Qué hacer:
1. Reescribe el fragmento citado comenzando por "Durante años, esta" y continuando hasta "ni responsabilidad social.". Cambia "inquilinos" por "arrendatarios".
2. Explica en una a tres oraciones, según el fragmento citado, por qué la nueva ley desmonta una ficción jurídica.

Fragmento citado:
Durante años, esta modalidad se utilizó como un atajo legal para eludir los topes de precios, vaciar de derechos a los inquilinos y normalizar contratos precarios, breves y abusivos. Jóvenes, familias trabajadoras, personas migrantes y trabajadores esenciales han sido los principales afectados de un mercado que convirtió la vivienda —un derecho reconocido— en una mercancía sin reglas ni responsabilidad social.
La nueva ley establece que todos los contratos de alquiler, con independencia de su duración, quedan sometidos al índice estatal de referencia, salvo los turísticos. Con ello, se desmonta una ficción jurídica que permitía cobrar alquileres inflados a cambio de inestabilidad, sin empadronamiento, sin arraigo y sin garantías reales.

Datos proporcionados:

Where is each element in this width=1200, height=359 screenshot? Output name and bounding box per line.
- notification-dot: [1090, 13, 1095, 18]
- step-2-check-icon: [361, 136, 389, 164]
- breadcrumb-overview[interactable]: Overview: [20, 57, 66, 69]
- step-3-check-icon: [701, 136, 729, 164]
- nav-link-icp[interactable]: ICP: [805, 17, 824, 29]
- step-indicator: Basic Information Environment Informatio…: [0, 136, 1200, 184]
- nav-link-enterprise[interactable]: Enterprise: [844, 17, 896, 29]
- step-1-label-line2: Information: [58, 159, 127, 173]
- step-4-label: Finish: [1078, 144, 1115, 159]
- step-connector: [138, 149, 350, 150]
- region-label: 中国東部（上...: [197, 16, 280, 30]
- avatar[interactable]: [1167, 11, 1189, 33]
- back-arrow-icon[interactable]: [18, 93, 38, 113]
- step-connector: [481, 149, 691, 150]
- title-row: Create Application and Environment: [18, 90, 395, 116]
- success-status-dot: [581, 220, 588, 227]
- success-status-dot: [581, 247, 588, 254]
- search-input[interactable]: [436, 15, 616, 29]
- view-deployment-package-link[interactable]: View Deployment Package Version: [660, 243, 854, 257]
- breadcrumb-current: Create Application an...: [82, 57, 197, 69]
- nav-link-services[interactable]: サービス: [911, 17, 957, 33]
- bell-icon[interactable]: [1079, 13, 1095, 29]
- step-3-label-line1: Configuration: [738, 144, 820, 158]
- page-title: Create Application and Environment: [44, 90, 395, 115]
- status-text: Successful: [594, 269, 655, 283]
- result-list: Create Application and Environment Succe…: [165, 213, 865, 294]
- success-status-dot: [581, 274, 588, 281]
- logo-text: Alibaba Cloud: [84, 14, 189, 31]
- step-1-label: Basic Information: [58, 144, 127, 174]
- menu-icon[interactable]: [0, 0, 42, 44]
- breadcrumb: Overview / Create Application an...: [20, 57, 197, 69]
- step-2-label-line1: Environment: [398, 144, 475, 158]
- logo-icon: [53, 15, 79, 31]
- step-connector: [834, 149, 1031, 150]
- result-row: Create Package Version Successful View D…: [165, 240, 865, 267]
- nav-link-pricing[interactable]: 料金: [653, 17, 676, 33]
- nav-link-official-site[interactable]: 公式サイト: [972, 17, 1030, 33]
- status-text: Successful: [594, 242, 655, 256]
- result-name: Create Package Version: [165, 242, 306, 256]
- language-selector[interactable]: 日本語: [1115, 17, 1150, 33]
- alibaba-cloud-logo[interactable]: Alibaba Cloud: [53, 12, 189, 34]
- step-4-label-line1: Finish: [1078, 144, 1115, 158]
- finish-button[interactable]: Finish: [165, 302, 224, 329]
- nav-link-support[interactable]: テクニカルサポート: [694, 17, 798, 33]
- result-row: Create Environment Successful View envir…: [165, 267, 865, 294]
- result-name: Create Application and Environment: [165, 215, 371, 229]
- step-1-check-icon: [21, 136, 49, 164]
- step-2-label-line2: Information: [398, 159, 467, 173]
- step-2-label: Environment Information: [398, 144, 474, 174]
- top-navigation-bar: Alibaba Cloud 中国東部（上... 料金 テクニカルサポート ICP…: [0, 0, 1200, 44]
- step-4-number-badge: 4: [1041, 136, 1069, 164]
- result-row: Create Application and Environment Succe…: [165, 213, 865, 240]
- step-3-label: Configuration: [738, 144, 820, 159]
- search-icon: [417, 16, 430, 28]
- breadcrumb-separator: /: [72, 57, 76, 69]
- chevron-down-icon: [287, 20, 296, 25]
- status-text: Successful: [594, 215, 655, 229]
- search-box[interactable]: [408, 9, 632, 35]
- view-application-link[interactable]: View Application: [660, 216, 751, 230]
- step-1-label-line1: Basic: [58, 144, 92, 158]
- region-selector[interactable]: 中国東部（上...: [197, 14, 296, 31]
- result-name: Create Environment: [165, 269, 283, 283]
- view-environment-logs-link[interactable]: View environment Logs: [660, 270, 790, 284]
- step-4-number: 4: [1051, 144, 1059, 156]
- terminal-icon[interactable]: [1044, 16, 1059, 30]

Resultados esperados:
1.
Durante años, esta modalidad se utilizó como un atajo legal para eludir los topes de precios, vaciar de derechos a los arrendatarios y normalizar contratos precarios, breves y abusivos. Jóvenes, familias trabajadoras, personas migrantes y trabajadores esenciales han sido los principales afectados de un mercado que convirtió la vivienda —un derecho reconocido— en una mercancía sin reglas ni responsabilidad social.

2. La nueva ley somete todos los contratos de alquiler al índice estatal de referencia, salvo los turísticos, con independencia de su duración. Con ello desmonta la ficción jurídica que permitía cobrar alquileres inflados a cambio de inestabilidad, sin empadronamiento, sin arraigo y sin garantías reales.